(Data entries)
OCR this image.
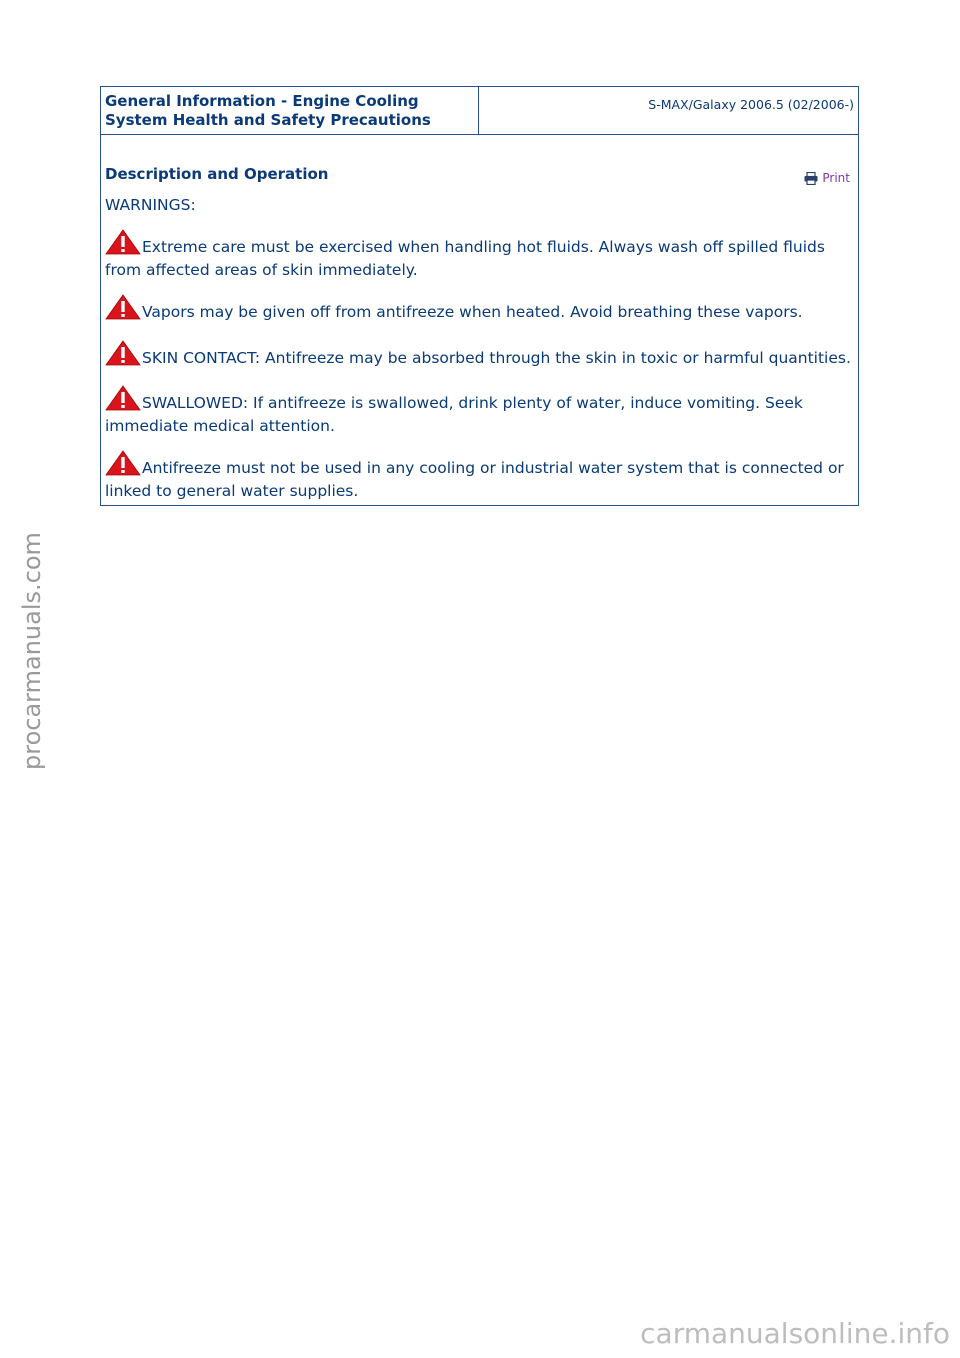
General Information - Engine Cooling
System Health and Safety Precautions
S-MAX/Galaxy 2006.5 (02/2006-)
Print
Description and Operation
WARNINGS:
Extreme care must be exercised when handling hot fluids. Always wash off spilled fluids from affected areas of skin immediately.
Vapors may be given off from antifreeze when heated. Avoid breathing these vapors.
SKIN CONTACT: Antifreeze may be absorbed through the skin in toxic or harmful quantities.
SWALLOWED: If antifreeze is swallowed, drink plenty of water, induce vomiting. Seek immediate medical attention.
Antifreeze must not be used in any cooling or industrial water system that is connected or linked to general water supplies.
procarmanuals.com
carmanualsonline.info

▸ **EXERCISE DETAILS**
Say how many lines in the entries contain the string "must", and say nothing else.

▸ **SOLUTION**
2